• **TASK TO CARRY OUT**
Skip the pictures and repeat each line of the data exactly.

• **STORED ROWS**
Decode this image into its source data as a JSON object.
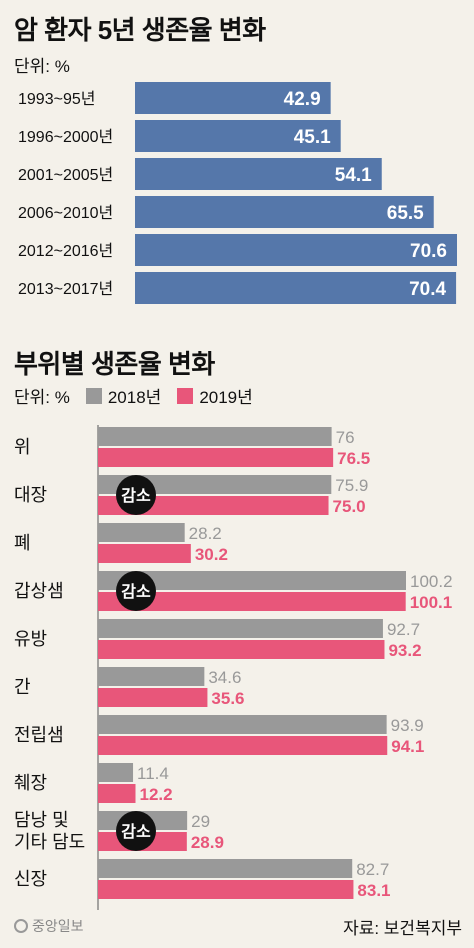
{
  "chart_data": [
    {
      "type": "bar",
      "title": "암 환자 5년 생존율 변화",
      "unit": "단위: %",
      "categories": [
        "1993~95년",
        "1996~2000년",
        "2001~2005년",
        "2006~2010년",
        "2012~2016년",
        "2013~2017년"
      ],
      "values": [
        42.9,
        45.1,
        54.1,
        65.5,
        70.6,
        70.4
      ],
      "value_labels": [
        "42.9",
        "45.1",
        "54.1",
        "65.5",
        "70.6",
        "70.4"
      ],
      "color": "#5577aa"
    },
    {
      "type": "bar",
      "title": "부위별 생존율 변화",
      "unit": "단위: %",
      "categories": [
        "위",
        "대장",
        "폐",
        "갑상샘",
        "유방",
        "간",
        "전립샘",
        "췌장",
        "담낭 및\n기타 담도",
        "신장"
      ],
      "series": [
        {
          "name": "2018년",
          "color": "#999999",
          "values": [
            76,
            75.9,
            28.2,
            100.2,
            92.7,
            34.6,
            93.9,
            11.4,
            29,
            82.7
          ],
          "labels": [
            "76",
            "75.9",
            "28.2",
            "100.2",
            "92.7",
            "34.6",
            "93.9",
            "11.4",
            "29",
            "82.7"
          ]
        },
        {
          "name": "2019년",
          "color": "#e8567a",
          "values": [
            76.5,
            75.0,
            30.2,
            100.1,
            93.2,
            35.6,
            94.1,
            12.2,
            28.9,
            83.1
          ],
          "labels": [
            "76.5",
            "75.0",
            "30.2",
            "100.1",
            "93.2",
            "35.6",
            "94.1",
            "12.2",
            "28.9",
            "83.1"
          ]
        }
      ],
      "annotations": [
        {
          "category": "대장",
          "text": "감소"
        },
        {
          "category": "갑상샘",
          "text": "감소"
        },
        {
          "category": "담낭 및\n기타 담도",
          "text": "감소"
        }
      ]
    }
  ],
  "footer": {
    "logo": "중앙일보",
    "source": "자료: 보건복지부"
  }
}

• **EXERCISE RESULT**
Decode this image into its source data as a JSON object.
{
  "chart_data": [
    {
      "type": "bar",
      "title": "암 환자 5년 생존율 변화",
      "unit": "단위: %",
      "categories": [
        "1993~95년",
        "1996~2000년",
        "2001~2005년",
        "2006~2010년",
        "2012~2016년",
        "2013~2017년"
      ],
      "values": [
        42.9,
        45.1,
        54.1,
        65.5,
        70.6,
        70.4
      ],
      "value_labels": [
        "42.9",
        "45.1",
        "54.1",
        "65.5",
        "70.6",
        "70.4"
      ],
      "color": "#5577aa"
    },
    {
      "type": "bar",
      "title": "부위별 생존율 변화",
      "unit": "단위: %",
      "categories": [
        "위",
        "대장",
        "폐",
        "갑상샘",
        "유방",
        "간",
        "전립샘",
        "췌장",
        "담낭 및\n기타 담도",
        "신장"
      ],
      "series": [
        {
          "name": "2018년",
          "color": "#999999",
          "values": [
            76,
            75.9,
            28.2,
            100.2,
            92.7,
            34.6,
            93.9,
            11.4,
            29,
            82.7
          ],
          "labels": [
            "76",
            "75.9",
            "28.2",
            "100.2",
            "92.7",
            "34.6",
            "93.9",
            "11.4",
            "29",
            "82.7"
          ]
        },
        {
          "name": "2019년",
          "color": "#e8567a",
          "values": [
            76.5,
            75.0,
            30.2,
            100.1,
            93.2,
            35.6,
            94.1,
            12.2,
            28.9,
            83.1
          ],
          "labels": [
            "76.5",
            "75.0",
            "30.2",
            "100.1",
            "93.2",
            "35.6",
            "94.1",
            "12.2",
            "28.9",
            "83.1"
          ]
        }
      ],
      "annotations": [
        {
          "category": "대장",
          "text": "감소"
        },
        {
          "category": "갑상샘",
          "text": "감소"
        },
        {
          "category": "담낭 및\n기타 담도",
          "text": "감소"
        }
      ]
    }
  ],
  "footer": {
    "logo": "중앙일보",
    "source": "자료: 보건복지부"
  }
}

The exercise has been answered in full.